THE DATA:
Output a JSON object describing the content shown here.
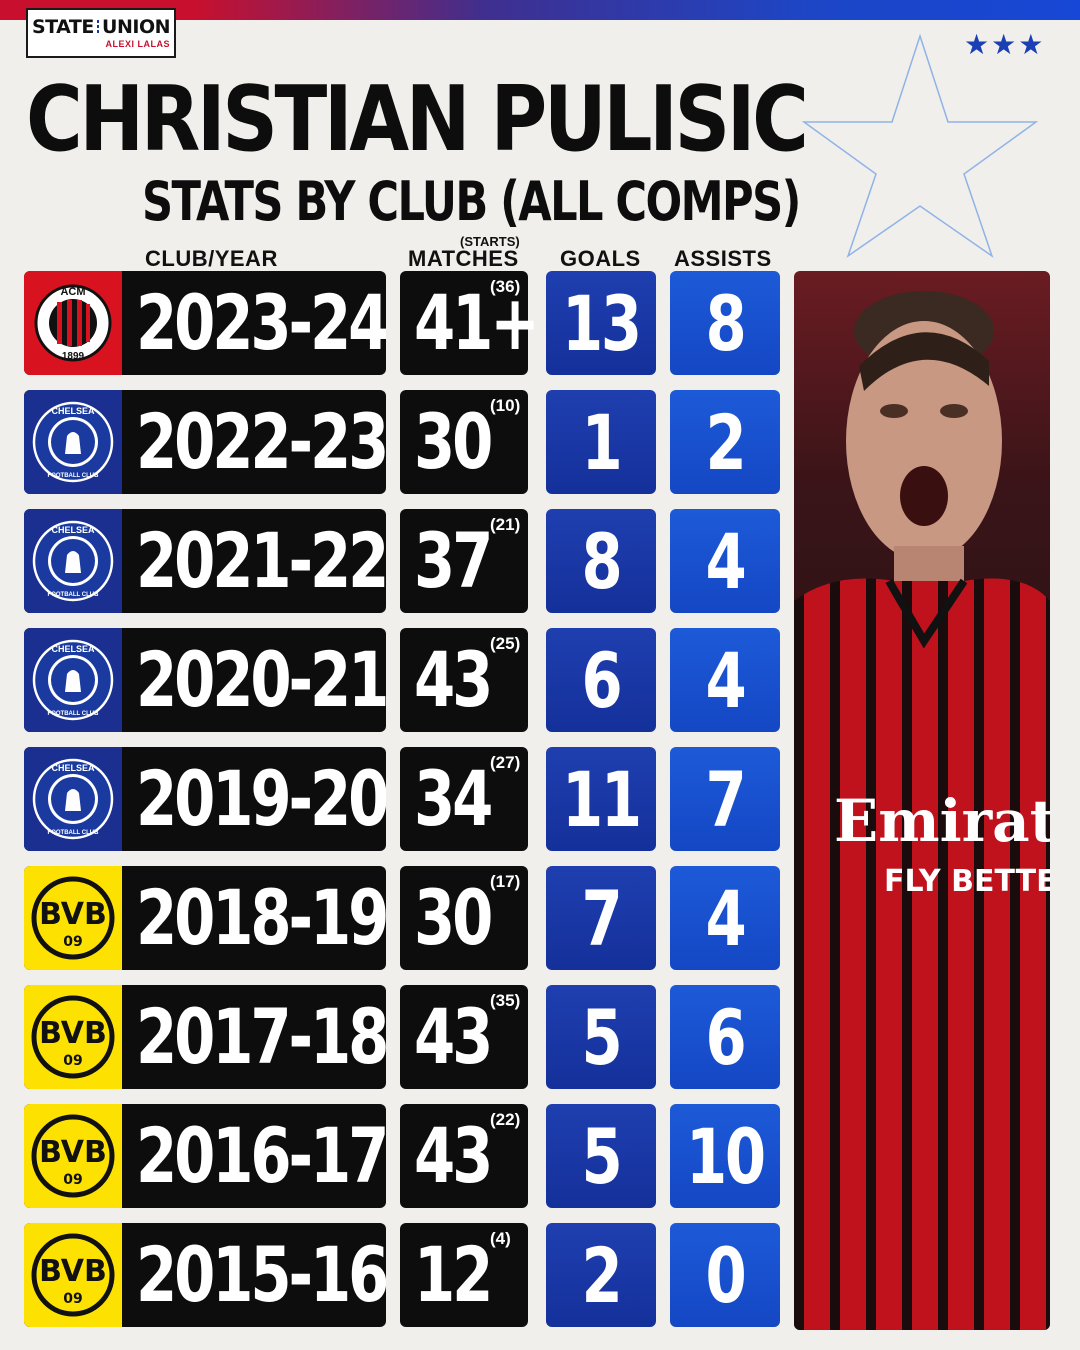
{
  "brand": {
    "line1": "STATE",
    "line1b": "UNION",
    "line2": "ALEXI LALAS"
  },
  "decor": {
    "stars": "★★★"
  },
  "title": "CHRISTIAN PULISIC",
  "subtitle": "STATS BY CLUB (ALL COMPS)",
  "headers": {
    "club_year": "CLUB/YEAR",
    "starts": "(STARTS)",
    "matches": "MATCHES",
    "goals": "GOALS",
    "assists": "ASSISTS"
  },
  "colors": {
    "milan_red": "#d8121f",
    "chelsea_blue": "#1a2f8f",
    "bvb_yellow": "#fde100",
    "goals_blue": "#1f3fb0",
    "assists_blue": "#1d5ad8"
  },
  "rows": [
    {
      "club": "AC Milan",
      "crest_icon": "milan-crest-icon",
      "crest_text_top": "ACM",
      "crest_text_bottom": "1899",
      "year": "2023-24",
      "matches": "41+",
      "starts": "(36)",
      "goals": "13",
      "assists": "8"
    },
    {
      "club": "Chelsea",
      "crest_icon": "chelsea-crest-icon",
      "crest_text_top": "CHELSEA",
      "crest_text_bottom": "FOOTBALL CLUB",
      "year": "2022-23",
      "matches": "30",
      "starts": "(10)",
      "goals": "1",
      "assists": "2"
    },
    {
      "club": "Chelsea",
      "crest_icon": "chelsea-crest-icon",
      "crest_text_top": "CHELSEA",
      "crest_text_bottom": "FOOTBALL CLUB",
      "year": "2021-22",
      "matches": "37",
      "starts": "(21)",
      "goals": "8",
      "assists": "4"
    },
    {
      "club": "Chelsea",
      "crest_icon": "chelsea-crest-icon",
      "crest_text_top": "CHELSEA",
      "crest_text_bottom": "FOOTBALL CLUB",
      "year": "2020-21",
      "matches": "43",
      "starts": "(25)",
      "goals": "6",
      "assists": "4"
    },
    {
      "club": "Chelsea",
      "crest_icon": "chelsea-crest-icon",
      "crest_text_top": "CHELSEA",
      "crest_text_bottom": "FOOTBALL CLUB",
      "year": "2019-20",
      "matches": "34",
      "starts": "(27)",
      "goals": "11",
      "assists": "7"
    },
    {
      "club": "Borussia Dortmund",
      "crest_icon": "bvb-crest-icon",
      "crest_text_top": "BVB",
      "crest_text_bottom": "09",
      "year": "2018-19",
      "matches": "30",
      "starts": "(17)",
      "goals": "7",
      "assists": "4"
    },
    {
      "club": "Borussia Dortmund",
      "crest_icon": "bvb-crest-icon",
      "crest_text_top": "BVB",
      "crest_text_bottom": "09",
      "year": "2017-18",
      "matches": "43",
      "starts": "(35)",
      "goals": "5",
      "assists": "6"
    },
    {
      "club": "Borussia Dortmund",
      "crest_icon": "bvb-crest-icon",
      "crest_text_top": "BVB",
      "crest_text_bottom": "09",
      "year": "2016-17",
      "matches": "43",
      "starts": "(22)",
      "goals": "5",
      "assists": "10"
    },
    {
      "club": "Borussia Dortmund",
      "crest_icon": "bvb-crest-icon",
      "crest_text_top": "BVB",
      "crest_text_bottom": "09",
      "year": "2015-16",
      "matches": "12",
      "starts": "(4)",
      "goals": "2",
      "assists": "0"
    }
  ],
  "photo": {
    "jersey_sponsor_line1": "Emirat",
    "jersey_sponsor_line2": "FLY BETTE"
  }
}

REQUIRED TASK:
Scan the records for the string "matches". Copy each line in which it appears.

WRITTEN SOLUTION:
    "matches": "MATCHES",
      "matches": "41+",
      "matches": "30",
      "matches": "37",
      "matches": "43",
      "matches": "34",
      "matches": "30",
      "matches": "43",
      "matches": "43",
      "matches": "12",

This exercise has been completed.